== Text shown ==
What Are White Holes Essay Example

What Are White Holes Essay Example
📌Category: Exact Sciences, Science
📌Words: 2180
📌Pages: 8
📌Published: 11 July 2020

What is the likelihood that something with the opposite effects and behavior of a black hole exists? That such a force may have created our universe, or may be at the other end of passage ways to different universes?  Black holes have been proven to exist, but could it be that white holes too, exist? Yes, white holes could exist, though they are deemed the “impossible possibility”, the laws of general relativity and quantum mechanics both allow for their existence. With the discovery of a white hole, there may also be the answers to some of the world’s obscure questions, and many new speculations around our universe and the possibility of there being other universes. 

White holes are often viewed as entities that only exist in science fiction, but they may be more than just fiction, it could be that they exist beyond our minds creations, in a place that is much more real and disputable. They are controversial in the fields of science, but they have yet to be ruled out of questioning completely, and scientists have continued to return to studying the mysterious force. However, many scientists have determined white holes to be nothing more than fancy math, but it is the laws stated in general relativity and differential geometry that tell us to look closer.

Introduced by Igor Novikov in 1964, and predicted by one of Albert Einstein's field equations stemming from his theory of general relativity that is the maximally extended schwarzschild solution, the theory of white holes came into existence. Though Albert Einstein only viewed it as hypothetical, the maximally extended schwarzschild solution can be pictured in our minds as two vertical triangles, the triangle on the top represents a black hole, and the triangle on the bottom represents a white hole. To the left of the two triangles is a parallel universe, and to the right is an exterior universe, which can be seen in the diagram below.
===
== Data provided ==
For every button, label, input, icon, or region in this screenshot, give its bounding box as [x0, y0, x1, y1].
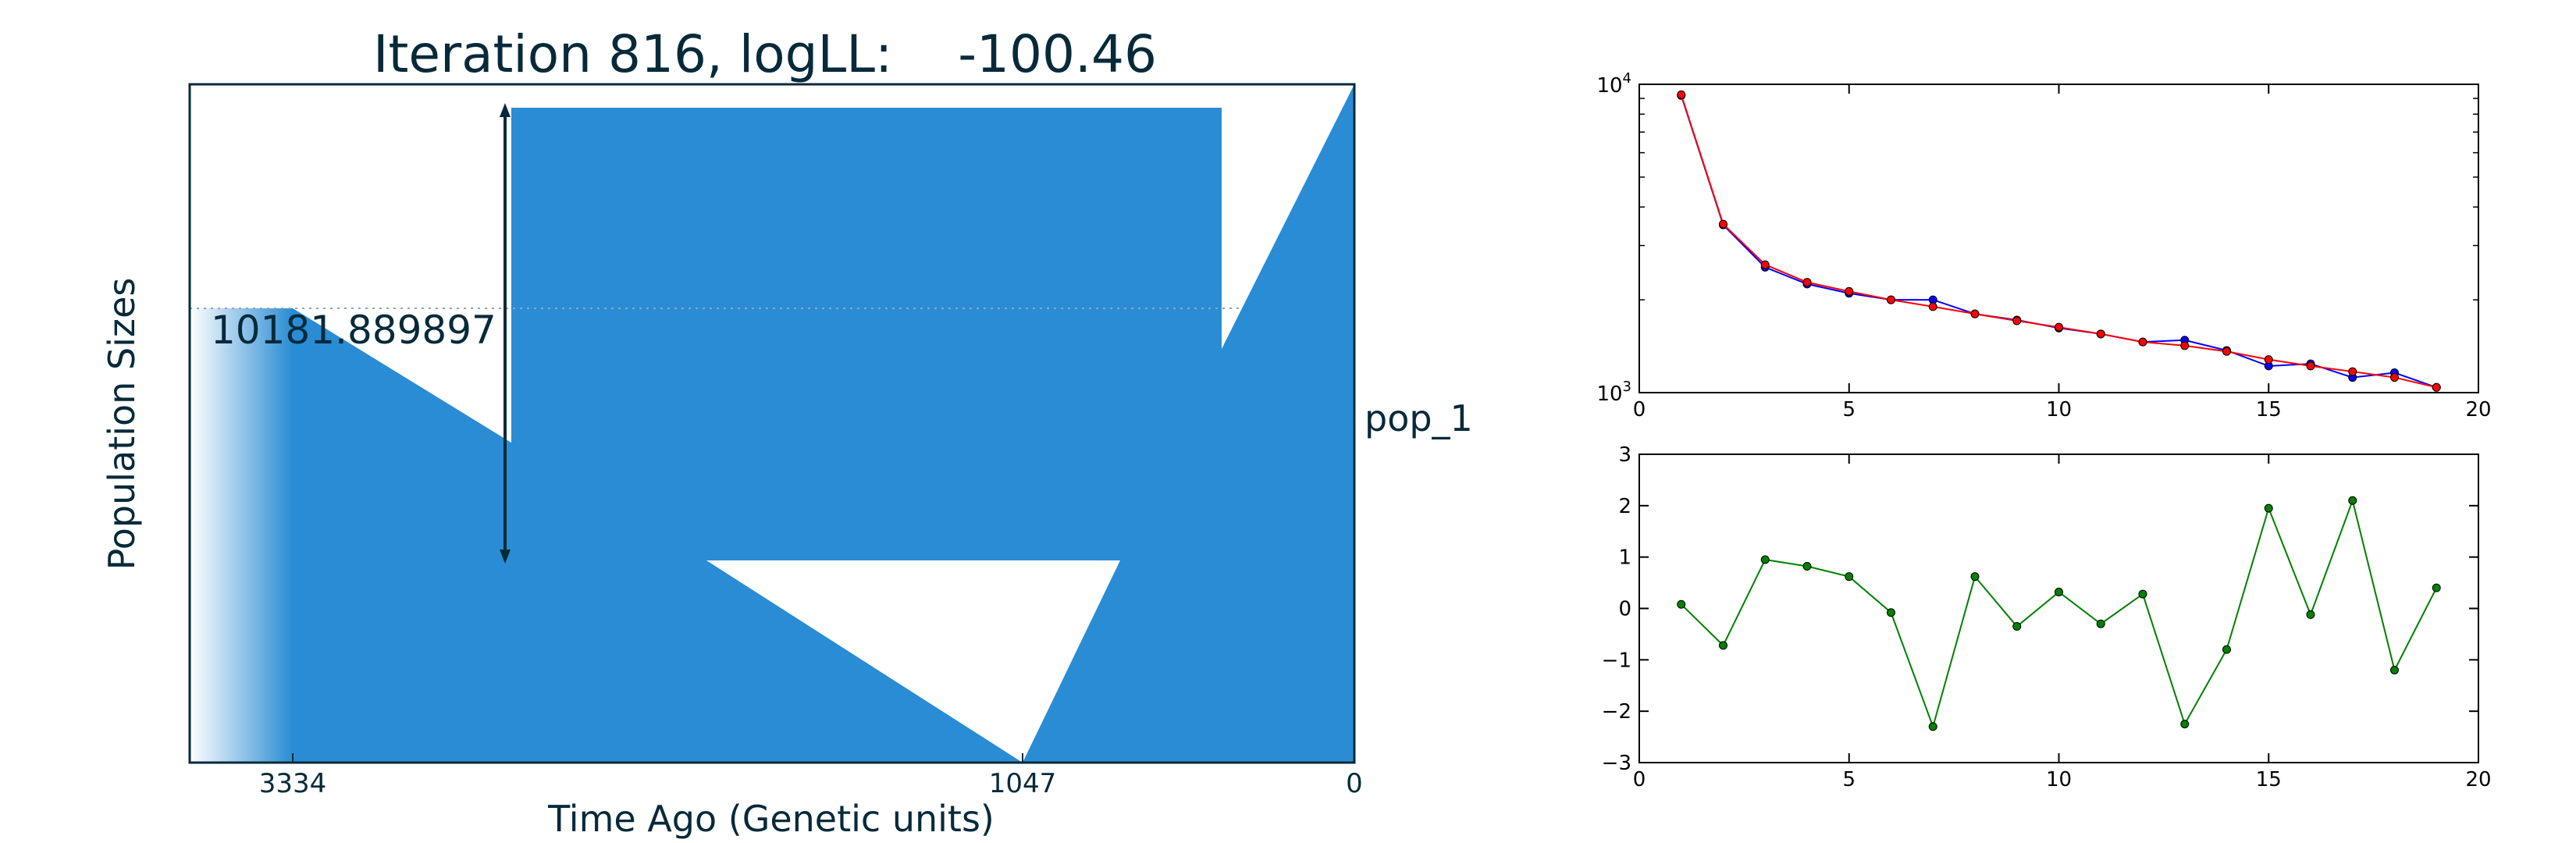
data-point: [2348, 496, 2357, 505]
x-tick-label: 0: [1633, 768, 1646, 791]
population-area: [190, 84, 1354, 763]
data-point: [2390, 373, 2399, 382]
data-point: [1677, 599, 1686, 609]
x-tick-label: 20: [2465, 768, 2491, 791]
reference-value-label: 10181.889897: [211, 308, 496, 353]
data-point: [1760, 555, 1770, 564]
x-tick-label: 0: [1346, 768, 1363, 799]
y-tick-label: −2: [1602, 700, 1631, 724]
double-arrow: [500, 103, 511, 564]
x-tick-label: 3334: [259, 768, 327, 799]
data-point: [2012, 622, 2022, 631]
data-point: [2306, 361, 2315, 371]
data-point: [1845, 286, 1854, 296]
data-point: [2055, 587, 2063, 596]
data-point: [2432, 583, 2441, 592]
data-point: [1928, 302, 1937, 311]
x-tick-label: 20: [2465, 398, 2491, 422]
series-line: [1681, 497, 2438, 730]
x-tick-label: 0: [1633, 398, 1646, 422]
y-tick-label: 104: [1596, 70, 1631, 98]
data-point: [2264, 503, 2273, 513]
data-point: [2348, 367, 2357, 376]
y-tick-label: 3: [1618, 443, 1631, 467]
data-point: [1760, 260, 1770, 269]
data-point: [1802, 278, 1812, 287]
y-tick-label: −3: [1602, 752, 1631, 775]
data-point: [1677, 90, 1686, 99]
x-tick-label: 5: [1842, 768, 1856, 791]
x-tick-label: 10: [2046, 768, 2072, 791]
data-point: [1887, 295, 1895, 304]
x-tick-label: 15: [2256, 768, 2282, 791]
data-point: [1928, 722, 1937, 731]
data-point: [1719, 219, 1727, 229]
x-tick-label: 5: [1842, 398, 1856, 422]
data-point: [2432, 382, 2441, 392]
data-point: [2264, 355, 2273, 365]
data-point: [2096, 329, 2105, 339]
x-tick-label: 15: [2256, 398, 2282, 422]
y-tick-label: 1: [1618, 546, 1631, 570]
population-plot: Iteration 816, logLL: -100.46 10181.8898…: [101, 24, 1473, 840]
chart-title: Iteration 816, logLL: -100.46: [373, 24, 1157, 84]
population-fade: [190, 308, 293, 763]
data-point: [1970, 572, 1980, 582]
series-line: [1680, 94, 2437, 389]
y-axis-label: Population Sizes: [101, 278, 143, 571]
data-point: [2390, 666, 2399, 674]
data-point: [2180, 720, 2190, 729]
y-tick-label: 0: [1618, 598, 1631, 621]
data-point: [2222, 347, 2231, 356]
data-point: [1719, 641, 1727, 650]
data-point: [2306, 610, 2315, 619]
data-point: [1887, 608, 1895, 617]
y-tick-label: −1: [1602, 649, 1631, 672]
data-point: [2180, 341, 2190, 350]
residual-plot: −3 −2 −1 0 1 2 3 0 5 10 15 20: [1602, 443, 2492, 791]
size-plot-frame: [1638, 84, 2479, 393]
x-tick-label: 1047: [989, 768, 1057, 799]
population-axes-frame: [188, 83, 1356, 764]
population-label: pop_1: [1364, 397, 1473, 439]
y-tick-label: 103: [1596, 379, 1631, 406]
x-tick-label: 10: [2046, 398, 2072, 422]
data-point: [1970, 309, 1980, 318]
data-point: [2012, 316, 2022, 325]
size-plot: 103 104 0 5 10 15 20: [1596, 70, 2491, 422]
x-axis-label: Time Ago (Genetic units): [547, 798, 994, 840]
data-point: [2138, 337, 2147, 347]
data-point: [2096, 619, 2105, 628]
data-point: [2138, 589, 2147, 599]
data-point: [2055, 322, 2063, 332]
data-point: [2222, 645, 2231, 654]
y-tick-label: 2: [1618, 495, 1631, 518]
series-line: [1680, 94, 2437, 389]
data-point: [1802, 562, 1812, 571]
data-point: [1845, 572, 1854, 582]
===
== Data provided ==
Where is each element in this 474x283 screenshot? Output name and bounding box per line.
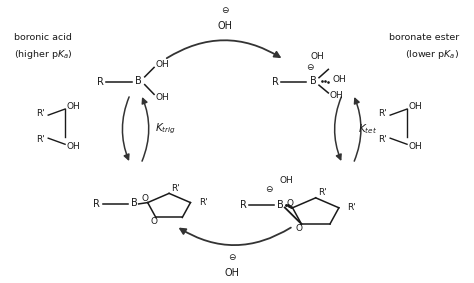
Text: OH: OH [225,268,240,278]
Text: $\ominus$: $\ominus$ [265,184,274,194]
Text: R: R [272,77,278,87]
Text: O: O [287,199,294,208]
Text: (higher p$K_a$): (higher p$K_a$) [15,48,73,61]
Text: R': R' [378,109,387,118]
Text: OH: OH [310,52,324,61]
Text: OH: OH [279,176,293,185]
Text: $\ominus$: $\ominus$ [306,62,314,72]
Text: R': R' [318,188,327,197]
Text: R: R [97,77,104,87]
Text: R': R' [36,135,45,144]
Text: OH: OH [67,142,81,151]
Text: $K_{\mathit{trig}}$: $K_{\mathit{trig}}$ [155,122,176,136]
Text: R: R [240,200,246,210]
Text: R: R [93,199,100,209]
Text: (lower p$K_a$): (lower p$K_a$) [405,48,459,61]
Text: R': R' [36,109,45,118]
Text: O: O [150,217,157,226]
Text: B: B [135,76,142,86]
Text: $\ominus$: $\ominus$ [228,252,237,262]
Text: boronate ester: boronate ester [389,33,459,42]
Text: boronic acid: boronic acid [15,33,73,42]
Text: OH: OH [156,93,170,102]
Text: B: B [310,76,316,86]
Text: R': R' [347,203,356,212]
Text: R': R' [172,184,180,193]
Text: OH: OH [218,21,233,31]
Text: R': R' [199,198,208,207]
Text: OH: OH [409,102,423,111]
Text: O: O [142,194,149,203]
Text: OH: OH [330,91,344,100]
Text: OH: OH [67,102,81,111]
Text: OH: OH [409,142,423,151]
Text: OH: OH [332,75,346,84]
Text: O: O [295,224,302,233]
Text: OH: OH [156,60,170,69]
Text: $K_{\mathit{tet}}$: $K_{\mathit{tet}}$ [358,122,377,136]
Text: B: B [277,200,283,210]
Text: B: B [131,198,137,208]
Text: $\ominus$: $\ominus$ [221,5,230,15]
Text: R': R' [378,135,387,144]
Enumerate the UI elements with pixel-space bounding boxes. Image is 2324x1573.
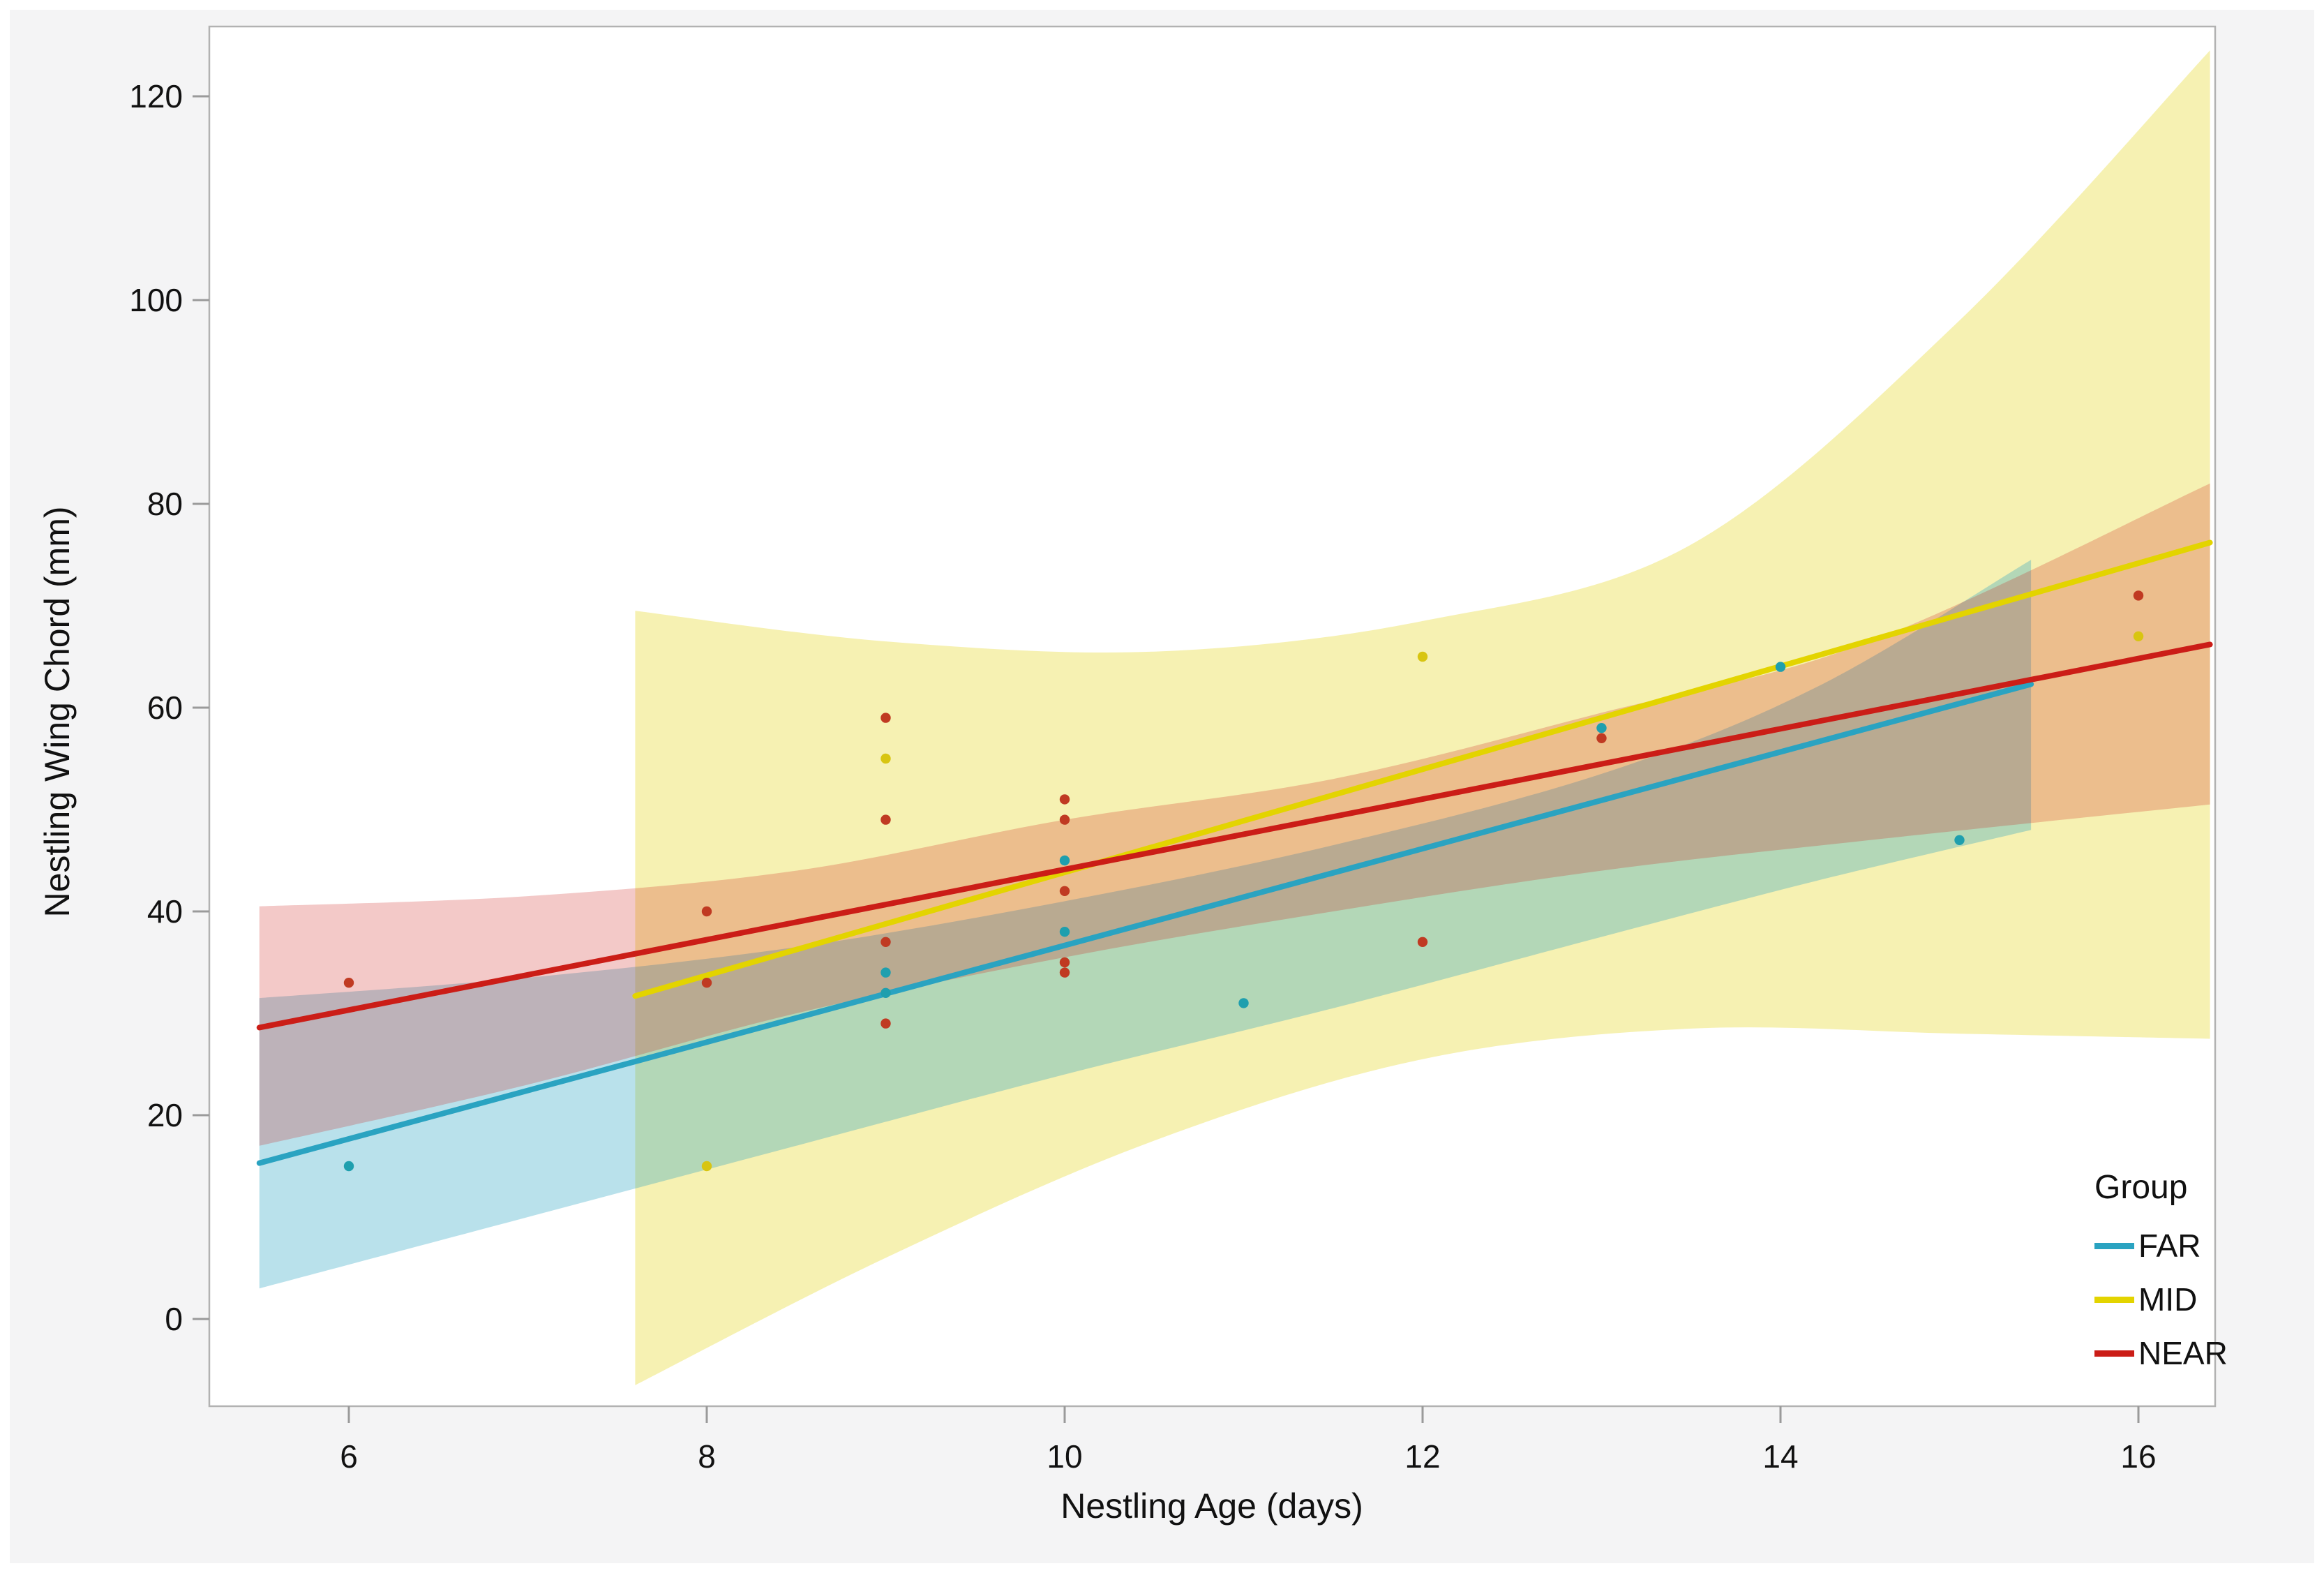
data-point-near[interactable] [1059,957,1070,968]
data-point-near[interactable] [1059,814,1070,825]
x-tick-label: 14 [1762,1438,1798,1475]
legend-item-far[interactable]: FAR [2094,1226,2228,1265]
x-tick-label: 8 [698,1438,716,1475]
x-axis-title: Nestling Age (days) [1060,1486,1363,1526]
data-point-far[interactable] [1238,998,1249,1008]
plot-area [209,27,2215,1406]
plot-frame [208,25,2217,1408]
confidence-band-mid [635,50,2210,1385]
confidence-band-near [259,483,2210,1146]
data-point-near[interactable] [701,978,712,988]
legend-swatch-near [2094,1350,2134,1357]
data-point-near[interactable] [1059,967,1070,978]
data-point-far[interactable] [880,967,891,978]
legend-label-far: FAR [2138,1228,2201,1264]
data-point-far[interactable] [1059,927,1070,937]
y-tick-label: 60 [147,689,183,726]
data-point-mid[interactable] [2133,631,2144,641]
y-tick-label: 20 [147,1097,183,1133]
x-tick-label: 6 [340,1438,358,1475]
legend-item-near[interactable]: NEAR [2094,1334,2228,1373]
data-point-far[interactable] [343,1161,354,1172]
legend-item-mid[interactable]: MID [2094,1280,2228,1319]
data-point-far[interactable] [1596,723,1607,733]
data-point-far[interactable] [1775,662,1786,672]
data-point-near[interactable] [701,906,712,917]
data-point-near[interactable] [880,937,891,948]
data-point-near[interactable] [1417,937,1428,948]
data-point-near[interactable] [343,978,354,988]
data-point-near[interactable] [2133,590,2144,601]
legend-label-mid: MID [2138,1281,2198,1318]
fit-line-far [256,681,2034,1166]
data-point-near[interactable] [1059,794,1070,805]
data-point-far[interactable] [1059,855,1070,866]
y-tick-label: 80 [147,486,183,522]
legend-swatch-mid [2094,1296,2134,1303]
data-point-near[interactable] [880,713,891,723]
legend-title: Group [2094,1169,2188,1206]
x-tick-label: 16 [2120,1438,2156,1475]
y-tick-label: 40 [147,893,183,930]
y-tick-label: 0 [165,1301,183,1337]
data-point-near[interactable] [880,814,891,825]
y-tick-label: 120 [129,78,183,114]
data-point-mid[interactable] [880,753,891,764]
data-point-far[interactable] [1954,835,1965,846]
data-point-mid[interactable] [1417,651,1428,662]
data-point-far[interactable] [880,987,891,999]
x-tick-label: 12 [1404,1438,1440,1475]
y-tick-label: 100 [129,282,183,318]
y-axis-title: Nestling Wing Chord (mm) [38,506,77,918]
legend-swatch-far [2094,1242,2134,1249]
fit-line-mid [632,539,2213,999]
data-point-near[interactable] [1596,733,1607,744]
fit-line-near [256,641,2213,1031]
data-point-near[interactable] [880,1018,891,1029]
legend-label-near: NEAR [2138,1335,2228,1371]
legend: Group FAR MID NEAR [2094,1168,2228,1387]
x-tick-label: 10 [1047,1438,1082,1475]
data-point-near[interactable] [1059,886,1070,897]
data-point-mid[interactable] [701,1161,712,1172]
===
== Data provided ==
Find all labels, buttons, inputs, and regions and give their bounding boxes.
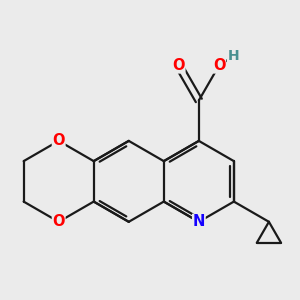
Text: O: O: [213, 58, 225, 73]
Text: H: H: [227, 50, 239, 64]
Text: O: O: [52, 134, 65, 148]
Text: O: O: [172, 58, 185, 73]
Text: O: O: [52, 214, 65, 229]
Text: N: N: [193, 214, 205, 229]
===
Tasks and exercises:
a) According to the white holes essay, who introduced the theory of white holes, and in what year?
b) Reproduce the part of the white holes essay that opens with the words containing "White holes are" and closes with "to look closer.".
c) Write what follows the last sentence of the essay on white holes, carrying it on from the point where it stops.

Responses:
a) Igor Novikov introduced it in 1964.

b)
White holes are often viewed as entities that only exist in science fiction, but they may be more than just fiction, it could be that they exist beyond our minds creations, in a place that is much more real and disputable. They are controversial in the fields of science, but they have yet to be ruled out of questioning completely, and scientists have continued to return to studying the mysterious force. However, many scientists have determined white holes to be nothing more than fancy math, but it is the laws stated in general relativity and differential geometry that tell us to look closer.

c)
In theory, a white hole is the opposite of a black hole, which has such a strong gravitational pull that neither energy or radiation can escape its event horizon--that is, except for subatomic particles that may be able to escape through quantum tunneling--but in simple terms, this is how scientists describe the function of black holes. A white hole does the same, only in reverse. A white hole uses strong forces to push everything away from its event horizon, meaning that nothing can enter inside of it. However, many scientists have chosen to dismiss the idea of such inanimate forces, and even Einstein thought that the theory was too ostentatious. But he, and others thought the same about black holes, which we can now see are no longer a theory, but something that coexist with our species in the same universe.  

Our universe is said to be made of mathematical structures, and it seems that mathematical terminology can also explain how a white hole could exist. A white hole can be described as being a reverse black hole, so in the form of numbers, a white hole could be represented as a negative number. To better understand this, look at the question that asks: What is the square root of 9? Well, the most common, but not necessarily more accurate answer would be 3. However, the answer that is -3, is also a plausible response to the question, because two negative numbers equal a positive number. So, this means that with the mathematical equation used to identify a black hole, there is the possibility that there is another answer to the equation that is the white hole.  Now, it can also be viewed as reversed time in the sense of geodesic completeness which states that, “In order for a model to be "complete" it must also include the negative part of the scale”. Thus, indicating that for a black hole to exist, there must also be the corresponding existence of a white hole. 

Stephen Hawking predicted that over time, black holes would leak radiation and eventually evaporate, and based off of his explanation of this theory, it seemed to explain the life cycle of a black hole rather nicely. Only, there is a fault with this theory due to the “no-hiding theorem” which states that all of the information that had fallen into the event horizon of a black hole, must eventually make its return back into the universe. A white hole, however, may be able to refine and better explain this occurrence.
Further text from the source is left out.